**Challenge**
Pull out every line of the listing below where "location" appears.

**Materials provided**

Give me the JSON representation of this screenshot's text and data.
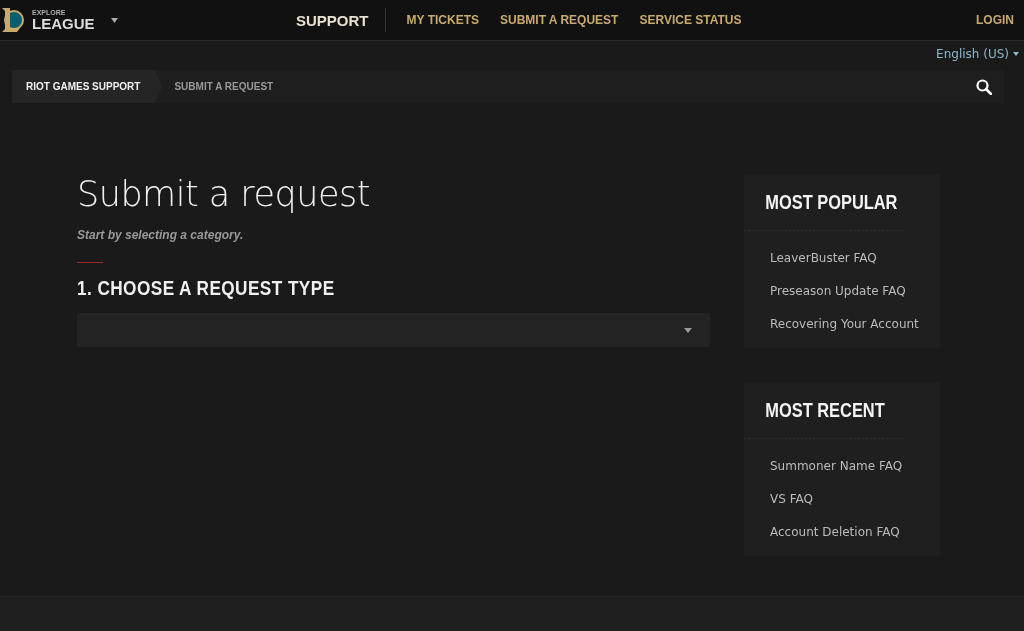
{
  "header": {
    "logo_small": "EXPLORE",
    "logo_large": "LEAGUE",
    "section": "SUPPORT",
    "nav": [
      "MY TICKETS",
      "SUBMIT A REQUEST",
      "SERVICE STATUS"
    ],
    "login": "LOGIN"
  },
  "language": "English (US)",
  "breadcrumb": [
    {
      "label": "RIOT GAMES SUPPORT",
      "current": false
    },
    {
      "label": "SUBMIT A REQUEST",
      "current": true
    }
  ],
  "form": {
    "title": "Submit a request",
    "subtitle": "Start by selecting a category.",
    "step": "1. CHOOSE A REQUEST TYPE"
  },
  "panels": [
    {
      "title": "MOST POPULAR",
      "links": [
        "LeaverBuster FAQ",
        "Preseason Update FAQ",
        "Recovering Your Account"
      ]
    },
    {
      "title": "MOST RECENT",
      "links": [
        "Summoner Name FAQ",
        "VS FAQ",
        "Account Deletion FAQ"
      ]
    }
  ]
}
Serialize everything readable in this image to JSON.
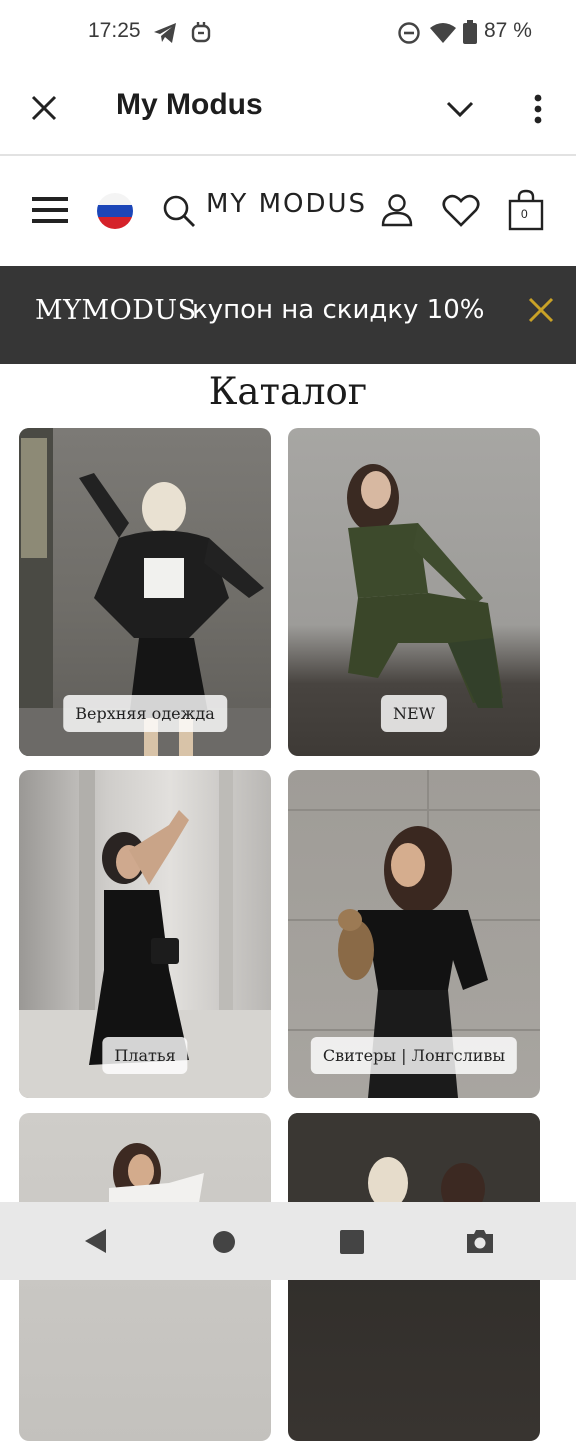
{
  "status_bar": {
    "time": "17:25",
    "battery_text": "87 %",
    "icons": [
      "telegram-icon",
      "app-notification-icon",
      "do-not-disturb-icon",
      "wifi-icon",
      "battery-icon"
    ]
  },
  "toolbar": {
    "title": "My Modus",
    "icons": [
      "close-icon",
      "chevron-down-icon",
      "more-vert-icon"
    ]
  },
  "site_header": {
    "logo": "MY MODUS",
    "cart_count": "0",
    "icons": [
      "menu-icon",
      "russia-flag-icon",
      "search-icon",
      "user-icon",
      "heart-icon",
      "bag-icon"
    ]
  },
  "banner": {
    "brand": "MYMODUS",
    "text": "купон на скидку 10%",
    "accent_color": "#c9a227"
  },
  "catalog": {
    "title": "Каталог",
    "categories": [
      {
        "label": "Верхняя одежда"
      },
      {
        "label": "NEW"
      },
      {
        "label": "Платья"
      },
      {
        "label": "Свитеры | Лонгсливы"
      },
      {
        "label": ""
      },
      {
        "label": ""
      }
    ]
  },
  "nav_bar": {
    "icons": [
      "back-icon",
      "home-icon",
      "recents-icon",
      "screenshot-icon"
    ]
  }
}
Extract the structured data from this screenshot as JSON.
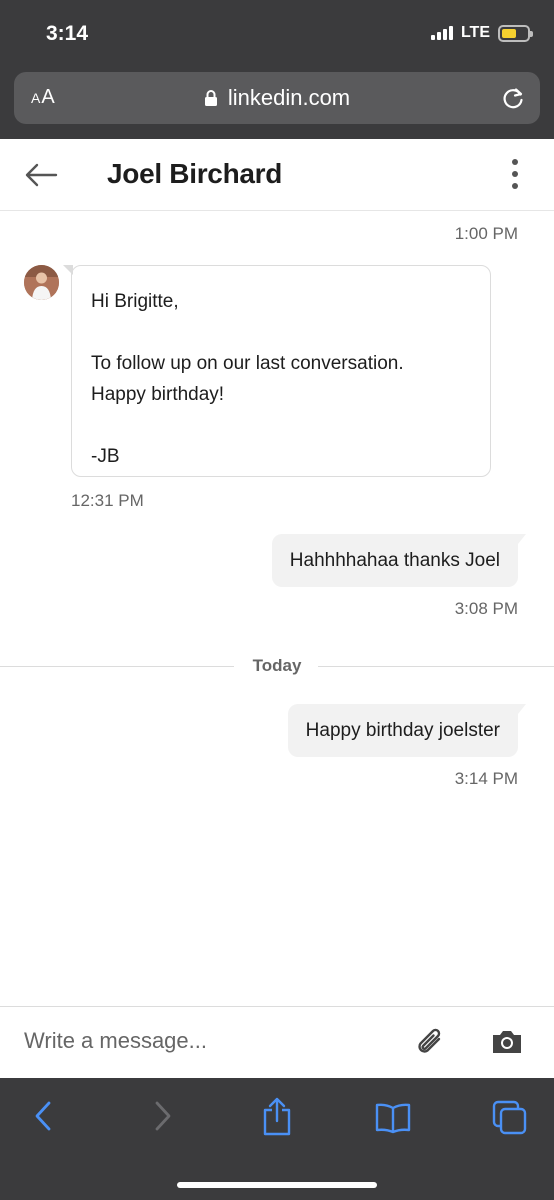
{
  "status_bar": {
    "time": "3:14",
    "network": "LTE"
  },
  "browser": {
    "text_size_label_big": "A",
    "text_size_label_small": "A",
    "url": "linkedin.com"
  },
  "header": {
    "title": "Joel Birchard"
  },
  "messages": {
    "ts_1": "1:00 PM",
    "incoming": {
      "line1": "Hi Brigitte,",
      "line2": "To follow up on our last conversation.",
      "line3": "Happy birthday!",
      "line4": "-JB",
      "time": "12:31 PM"
    },
    "out1": {
      "text": "Hahhhhahaa thanks Joel",
      "time": "3:08 PM"
    },
    "day_label": "Today",
    "out2": {
      "text": "Happy birthday joelster",
      "time": "3:14 PM"
    }
  },
  "compose": {
    "placeholder": "Write a message..."
  },
  "colors": {
    "chrome_bg": "#3b3b3d",
    "ios_blue": "#3b82f6",
    "bubble_out": "#f2f2f2"
  }
}
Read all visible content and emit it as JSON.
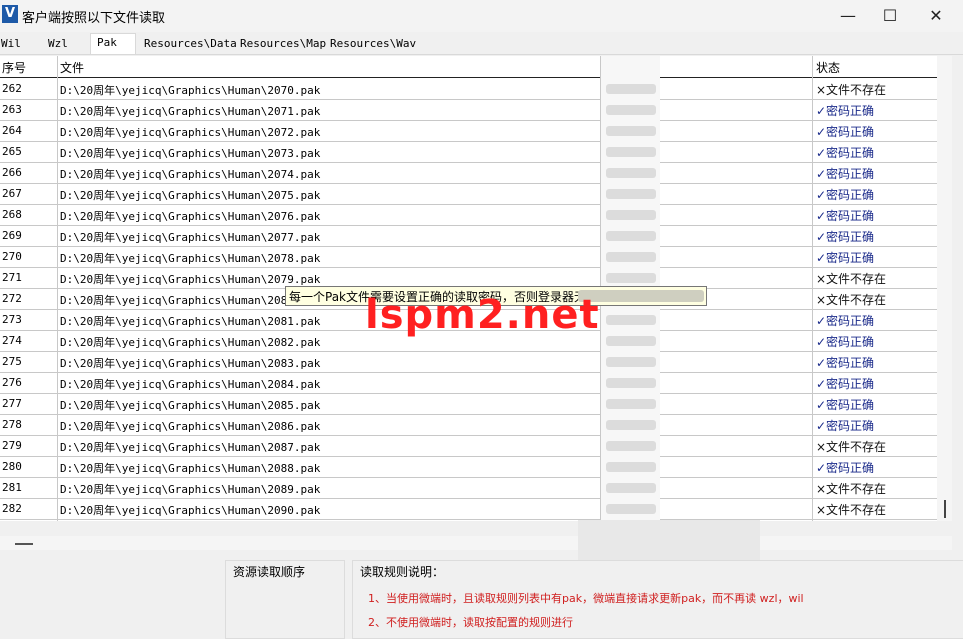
{
  "window": {
    "title": "客户端按照以下文件读取",
    "icon_letter": "V",
    "controls": {
      "minimize": "—",
      "maximize": "☐",
      "close": "✕"
    }
  },
  "tabs": [
    "Wil",
    "Wzl",
    "Pak",
    "Resources\\Data",
    "Resources\\Map",
    "Resources\\Wav"
  ],
  "active_tab": "Pak",
  "grid": {
    "headers": {
      "index": "序号",
      "file": "文件",
      "status": "状态"
    },
    "rows": [
      {
        "index": "262",
        "file": "D:\\20周年\\yejicq\\Graphics\\Human\\2070.pak",
        "status": "×文件不存在"
      },
      {
        "index": "263",
        "file": "D:\\20周年\\yejicq\\Graphics\\Human\\2071.pak",
        "status": "✓密码正确"
      },
      {
        "index": "264",
        "file": "D:\\20周年\\yejicq\\Graphics\\Human\\2072.pak",
        "status": "✓密码正确"
      },
      {
        "index": "265",
        "file": "D:\\20周年\\yejicq\\Graphics\\Human\\2073.pak",
        "status": "✓密码正确"
      },
      {
        "index": "266",
        "file": "D:\\20周年\\yejicq\\Graphics\\Human\\2074.pak",
        "status": "✓密码正确"
      },
      {
        "index": "267",
        "file": "D:\\20周年\\yejicq\\Graphics\\Human\\2075.pak",
        "status": "✓密码正确"
      },
      {
        "index": "268",
        "file": "D:\\20周年\\yejicq\\Graphics\\Human\\2076.pak",
        "status": "✓密码正确"
      },
      {
        "index": "269",
        "file": "D:\\20周年\\yejicq\\Graphics\\Human\\2077.pak",
        "status": "✓密码正确"
      },
      {
        "index": "270",
        "file": "D:\\20周年\\yejicq\\Graphics\\Human\\2078.pak",
        "status": "✓密码正确"
      },
      {
        "index": "271",
        "file": "D:\\20周年\\yejicq\\Graphics\\Human\\2079.pak",
        "status": "×文件不存在"
      },
      {
        "index": "272",
        "file": "D:\\20周年\\yejicq\\Graphics\\Human\\2080.pak",
        "status": "×文件不存在"
      },
      {
        "index": "273",
        "file": "D:\\20周年\\yejicq\\Graphics\\Human\\2081.pak",
        "status": "✓密码正确"
      },
      {
        "index": "274",
        "file": "D:\\20周年\\yejicq\\Graphics\\Human\\2082.pak",
        "status": "✓密码正确"
      },
      {
        "index": "275",
        "file": "D:\\20周年\\yejicq\\Graphics\\Human\\2083.pak",
        "status": "✓密码正确"
      },
      {
        "index": "276",
        "file": "D:\\20周年\\yejicq\\Graphics\\Human\\2084.pak",
        "status": "✓密码正确"
      },
      {
        "index": "277",
        "file": "D:\\20周年\\yejicq\\Graphics\\Human\\2085.pak",
        "status": "✓密码正确"
      },
      {
        "index": "278",
        "file": "D:\\20周年\\yejicq\\Graphics\\Human\\2086.pak",
        "status": "✓密码正确"
      },
      {
        "index": "279",
        "file": "D:\\20周年\\yejicq\\Graphics\\Human\\2087.pak",
        "status": "×文件不存在"
      },
      {
        "index": "280",
        "file": "D:\\20周年\\yejicq\\Graphics\\Human\\2088.pak",
        "status": "✓密码正确"
      },
      {
        "index": "281",
        "file": "D:\\20周年\\yejicq\\Graphics\\Human\\2089.pak",
        "status": "×文件不存在"
      },
      {
        "index": "282",
        "file": "D:\\20周年\\yejicq\\Graphics\\Human\\2090.pak",
        "status": "×文件不存在"
      }
    ]
  },
  "tooltip": {
    "text": "每一个Pak文件需要设置正确的读取密码，否则登录器无"
  },
  "watermark": "lspm2.net",
  "bottom": {
    "left_title": "资源读取顺序",
    "right_title": "读取规则说明：",
    "rules": [
      "1、当使用微端时，且读取规则列表中有pak，微端直接请求更新pak，而不再读 wzl，wil",
      "2、不使用微端时，读取按配置的规则进行"
    ]
  },
  "colors": {
    "ok_status": "#1a2a8a",
    "rule_text": "#d02020",
    "tooltip_bg": "#ffffe1",
    "watermark": "#ff2020",
    "icon_bg": "#1e5aa8"
  }
}
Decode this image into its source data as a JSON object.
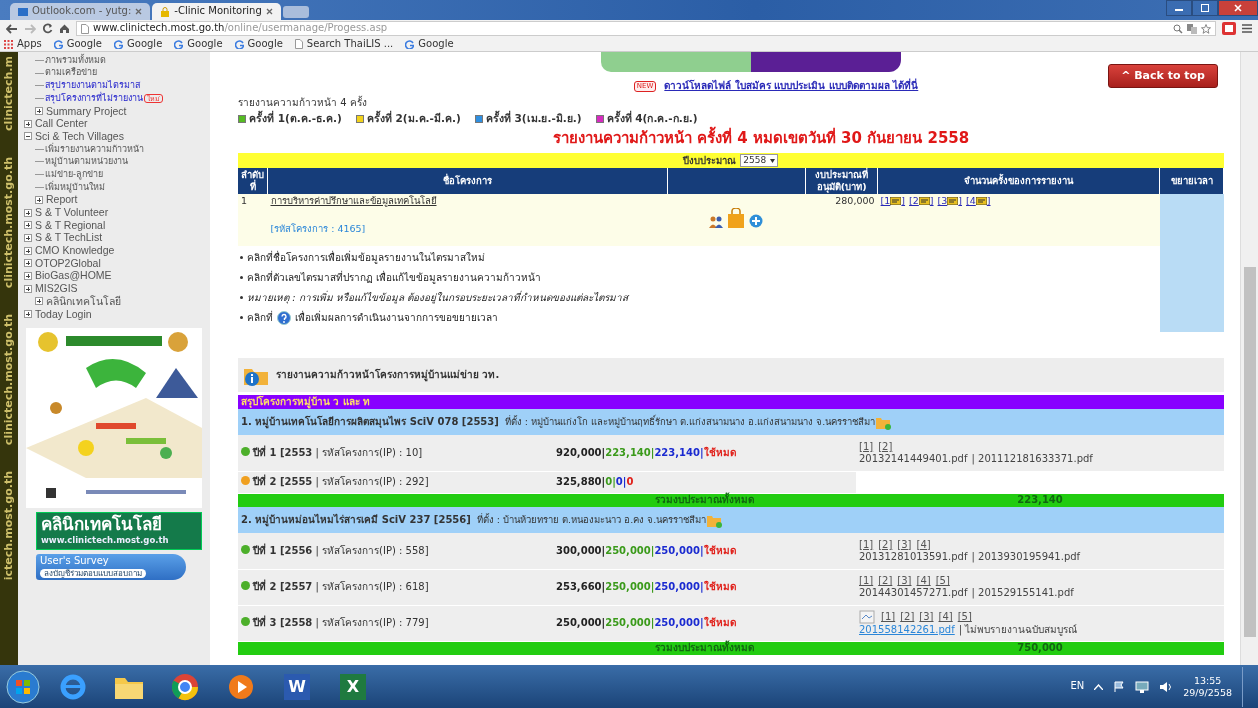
{
  "browser": {
    "tabs": [
      {
        "title": "Outlook.com - yutg:",
        "selected": false
      },
      {
        "title": "-Clinic Monitoring",
        "selected": true
      }
    ],
    "url_host": "www.clinictech.most.go.th",
    "url_path": "/online/usermanage/Progess.asp",
    "bookmarks": [
      {
        "label": "Apps",
        "kind": "apps"
      },
      {
        "label": "Google",
        "kind": "google"
      },
      {
        "label": "Google",
        "kind": "google"
      },
      {
        "label": "Google",
        "kind": "google"
      },
      {
        "label": "Google",
        "kind": "google"
      },
      {
        "label": "Search ThaiLIS ...",
        "kind": "page"
      },
      {
        "label": "Google",
        "kind": "google"
      }
    ]
  },
  "side_strip": [
    "clinictech.m",
    "clinictech.most.go.th",
    "clinictech.most.go.th",
    "ictech.most.go.th"
  ],
  "sidebar": {
    "continued": [
      {
        "label": "ภาพรวมทั้งหมด",
        "highlighted": false
      },
      {
        "label": "ตามเครือข่าย",
        "highlighted": false
      },
      {
        "label": "สรุปรายงานตามไตรมาส",
        "highlighted": true
      },
      {
        "label": "สรุปโครงการที่ไม่รายงาน",
        "highlighted": true,
        "badge": "ใหม่"
      },
      {
        "label": "Summary Project",
        "expanded": false
      }
    ],
    "items": [
      {
        "label": "Call Center",
        "expanded": false
      },
      {
        "label": "Sci & Tech Villages",
        "expanded": true,
        "children": [
          {
            "label": "เพิ่มรายงานความก้าวหน้า",
            "highlighted": false
          },
          {
            "label": "หมู่บ้านตามหน่วยงาน",
            "highlighted": false
          },
          {
            "label": "แม่ข่าย-ลูกข่าย",
            "highlighted": false
          },
          {
            "label": "เพิ่มหมู่บ้านใหม่",
            "highlighted": false
          },
          {
            "label": "Report",
            "expanded": false
          }
        ]
      },
      {
        "label": "S & T Volunteer",
        "expanded": false
      },
      {
        "label": "S & T Regional",
        "expanded": false
      },
      {
        "label": "S & T TechList",
        "expanded": false
      },
      {
        "label": "CMO Knowledge",
        "expanded": false
      },
      {
        "label": "OTOP2Global",
        "expanded": false
      },
      {
        "label": "BioGas@HOME",
        "expanded": false
      },
      {
        "label": "MIS2GIS",
        "expanded": false,
        "children": [
          {
            "label": "คลินิกเทคโนโลยี",
            "expanded": false
          }
        ]
      },
      {
        "label": "Today Login",
        "expanded": false
      }
    ],
    "clinic_banner": {
      "title": "คลินิกเทคโนโลยี",
      "url": "www.clinictech.most.go.th"
    },
    "survey_banner": {
      "title": "User's Survey",
      "subtitle": "ลงบัญชีร่วมตอบแบบสอบถาม"
    }
  },
  "back_to_top": "^ Back to top",
  "download_notice": {
    "badge": "NEW",
    "text": "ดาวน์โหลดไฟล์ ใบสมัคร แบบประเมิน แบบติดตามผล ได้ที่นี่"
  },
  "report_heading": "รายงานความก้าวหน้า 4 ครั้ง",
  "quarters": [
    {
      "label": "ครั้งที่ 1(ต.ค.-ธ.ค.)",
      "color": "#55bb22"
    },
    {
      "label": "ครั้งที่ 2(ม.ค.-มี.ค.)",
      "color": "#f2d21b"
    },
    {
      "label": "ครั้งที่ 3(เม.ย.-มิ.ย.)",
      "color": "#2f8fe0"
    },
    {
      "label": "ครั้งที่ 4(ก.ค.-ก.ย.)",
      "color": "#d62bbf"
    }
  ],
  "deadline": "รายงานความก้าวหน้า ครั้งที่ 4 หมดเขตวันที่ 30  กันยายน 2558",
  "projects_table": {
    "year_label": "ปีงบประมาณ",
    "year_value": "2558",
    "columns": [
      "ลำดับที่",
      "ชื่อโครงการ",
      "งบประมาณที่อนุมัติ(บาท)",
      "จำนวนครั้งของการรายงาน",
      "ขยายเวลา"
    ],
    "rows": [
      {
        "no": "1",
        "name": "การบริหารค่าปรึกษาและข้อมูลเทคโนโลยี",
        "code": "[รหัสโครงการ : 4165]",
        "budget": "280,000",
        "reports": [
          {
            "open": "[1",
            "close": "]"
          },
          {
            "open": "[2",
            "close": "]"
          },
          {
            "open": "[3",
            "close": "]"
          },
          {
            "open": "[4",
            "close": "]"
          }
        ]
      }
    ],
    "notes": [
      {
        "kind": "plain",
        "text": "คลิกที่ชื่อโครงการเพื่อเพิ่มข้อมูลรายงานในไตรมาสใหม่"
      },
      {
        "kind": "plain",
        "text": "คลิกที่ตัวเลขไตรมาสที่ปรากฏ เพื่อแก้ไขข้อมูลรายงานความก้าวหน้า"
      },
      {
        "kind": "italic",
        "text": "หมายเหตุ : การเพิ่ม หรือแก้ไขข้อมูล ต้องอยู่ในกรอบระยะเวลาที่กำหนดของแต่ละไตรมาส"
      },
      {
        "kind": "help",
        "text": "คลิกที่",
        "after": "เพื่อเพิ่มผลการดำเนินงานจากการขอขยายเวลา"
      }
    ]
  },
  "villages_panel": {
    "title": "รายงานความก้าวหน้าโครงการหมู่บ้านแม่ข่าย วท.",
    "summary_bar": "สรุปโครงการหมู่บ้าน ว และ ท",
    "villages": [
      {
        "title": "1. หมู่บ้านเทคโนโลยีการผลิตสมุนไพร  SciV 078 [2553]",
        "location": "ที่ตั้ง : หมู่บ้านแก่งโก และหมู่บ้านฤทธิ์รักษา ต.แก่งสนามนาง อ.แก่งสนามนาง จ.นครราชสีมา",
        "years": [
          {
            "year": "ปีที่ 1 [2553",
            "ip": "| รหัสโครงการ(IP) : 10]",
            "color": "#4caf2a",
            "amounts": [
              "920,000|",
              "223,140|",
              "223,140|",
              "ใช้หมด"
            ],
            "preview": false,
            "reports": [
              "[1]",
              "[2]"
            ],
            "files": [
              {
                "text": "20132141449401.pdf",
                "link": false
              },
              {
                "text": "| 201112181633371.pdf",
                "link": false
              }
            ]
          },
          {
            "year": "ปีที่ 2 [2555",
            "ip": "| รหัสโครงการ(IP) : 292]",
            "color": "#f0a020",
            "amounts": [
              "325,880|",
              "0|",
              "0|",
              "0"
            ],
            "preview": false
          }
        ],
        "total_label": "รวมงบประมาณทั้งหมด",
        "total": "223,140"
      },
      {
        "title": "2. หมู่บ้านหม่อนไหมไร่สารเคมี  SciV 237 [2556]",
        "location": "ที่ตั้ง : บ้านห้วยทราย ต.หนองมะนาว อ.คง จ.นครราชสีมา",
        "years": [
          {
            "year": "ปีที่ 1 [2556",
            "ip": "| รหัสโครงการ(IP) : 558]",
            "color": "#4caf2a",
            "amounts": [
              "300,000|",
              "250,000|",
              "250,000|",
              "ใช้หมด"
            ],
            "preview": false,
            "reports": [
              "[1]",
              "[2]",
              "[3]",
              "[4]"
            ],
            "files": [
              {
                "text": "20131281013591.pdf",
                "link": false
              },
              {
                "text": "| 2013930195941.pdf",
                "link": false
              }
            ]
          },
          {
            "year": "ปีที่ 2 [2557",
            "ip": "| รหัสโครงการ(IP) : 618]",
            "color": "#4caf2a",
            "amounts": [
              "253,660|",
              "250,000|",
              "250,000|",
              "ใช้หมด"
            ],
            "preview": false,
            "reports": [
              "[1]",
              "[2]",
              "[3]",
              "[4]",
              "[5]"
            ],
            "files": [
              {
                "text": "20144301457271.pdf",
                "link": false
              },
              {
                "text": "| 201529155141.pdf",
                "link": false
              }
            ]
          },
          {
            "year": "ปีที่ 3 [2558",
            "ip": "| รหัสโครงการ(IP) : 779]",
            "color": "#4caf2a",
            "amounts": [
              "250,000|",
              "250,000|",
              "250,000|",
              "ใช้หมด"
            ],
            "preview": true,
            "reports": [
              "[1]",
              "[2]",
              "[3]",
              "[4]",
              "[5]"
            ],
            "files": [
              {
                "text": "201558142261.pdf",
                "link": true
              },
              {
                "text": "| ไม่พบรายงานฉบับสมบูรณ์",
                "link": false
              }
            ]
          }
        ],
        "total_label": "รวมงบประมาณทั้งหมด",
        "total": "750,000"
      }
    ]
  },
  "taskbar": {
    "apps": [
      {
        "kind": "ie"
      },
      {
        "kind": "folder"
      },
      {
        "kind": "chrome"
      },
      {
        "kind": "media"
      },
      {
        "kind": "word",
        "glyph": "W"
      },
      {
        "kind": "excel",
        "glyph": "X"
      }
    ],
    "language": "EN",
    "time": "13:55",
    "date": "29/9/2558"
  }
}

**The answer**
        "location": "ที่ตั้ง : หมู่บ้านแก่งโก และหมู่บ้านฤทธิ์รักษา ต.แก่งสนามนาง อ.แก่งสนามนาง จ.นครราชสีมา",
        "location": "ที่ตั้ง : บ้านห้วยทราย ต.หนองมะนาว อ.คง จ.นครราชสีมา",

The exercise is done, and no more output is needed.